Stored entries:
— begin —

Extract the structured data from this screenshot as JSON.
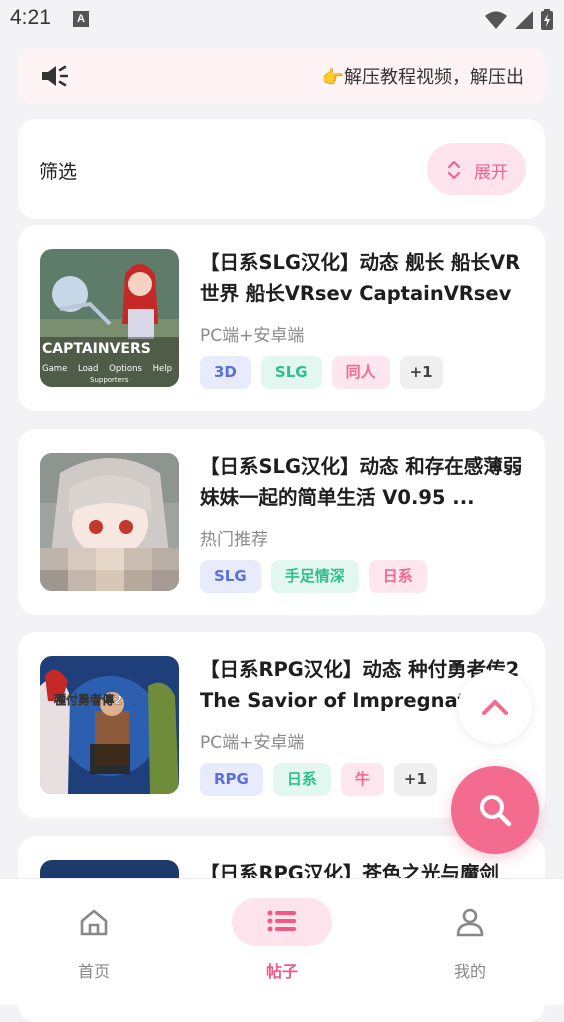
{
  "status_bar": {
    "time": "4:21",
    "badge": "A"
  },
  "notice": {
    "icon": "speaker-icon",
    "text": "👉解压教程视频，解压出"
  },
  "filter": {
    "title": "筛选",
    "expand_label": "展开",
    "expand_icon": "expand-vertical-icon"
  },
  "posts": [
    {
      "title": "【日系SLG汉化】动态 舰长 船长VR世界 船长VRsev CaptainVRsev",
      "subtitle": "PC端+安卓端",
      "tags": [
        "3D",
        "SLG",
        "同人",
        "+1"
      ],
      "thumb_text": "CAPTAINVERS",
      "thumb_menu": [
        "Game",
        "Load",
        "Options",
        "Help"
      ],
      "thumb_sub": "Supporters"
    },
    {
      "title": "【日系SLG汉化】动态 和存在感薄弱妹妹一起的简单生活 V0.95 ...",
      "subtitle": "热门推荐",
      "tags": [
        "SLG",
        "手足情深",
        "日系"
      ]
    },
    {
      "title": "【日系RPG汉化】动态 种付勇者传2 The Savior of Impregnation",
      "subtitle": "PC端+安卓端",
      "tags": [
        "RPG",
        "日系",
        "牛",
        "+1"
      ],
      "thumb_text": "種付勇者傳2"
    },
    {
      "title": "【日系RPG汉化】苍色之光与魔剑"
    }
  ],
  "fab": {
    "scroll_top_icon": "chevron-up-icon",
    "search_icon": "search-icon"
  },
  "nav": [
    {
      "label": "首页",
      "icon": "home-icon"
    },
    {
      "label": "帖子",
      "icon": "list-icon"
    },
    {
      "label": "我的",
      "icon": "user-icon"
    }
  ],
  "colors": {
    "accent": "#f36b8f",
    "background": "#f3f3f6"
  }
}
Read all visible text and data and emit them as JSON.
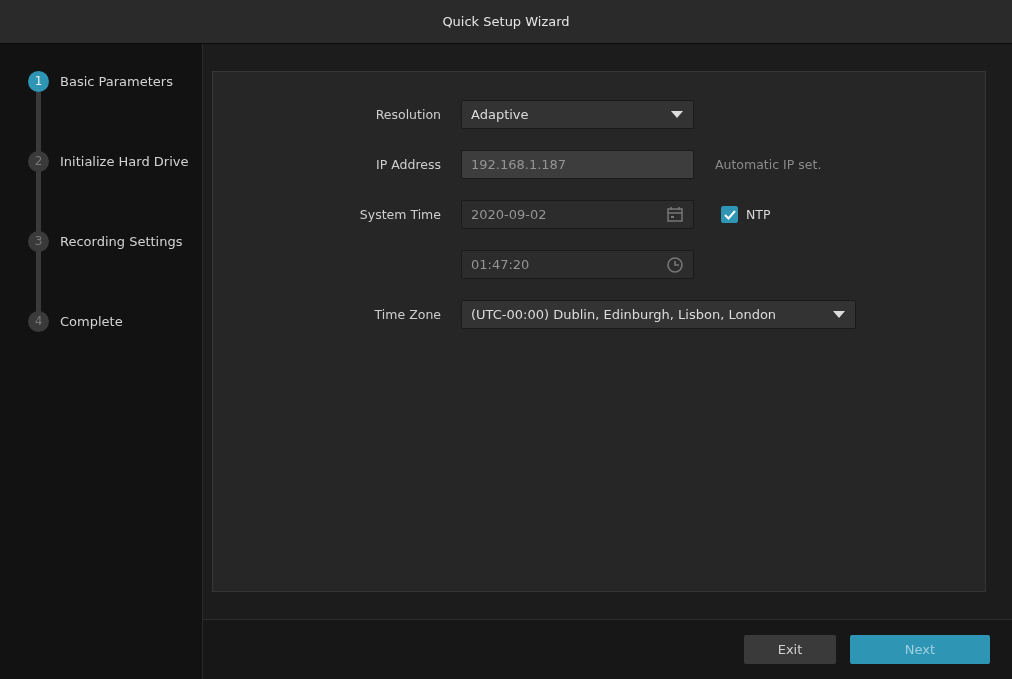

— end —

Short task:
Pick out lines containing the word "data", each one as written.

Result of the exercise:
Extract the structured data from this screenshot as JSON.
Read all visible text and data and emit them as JSON.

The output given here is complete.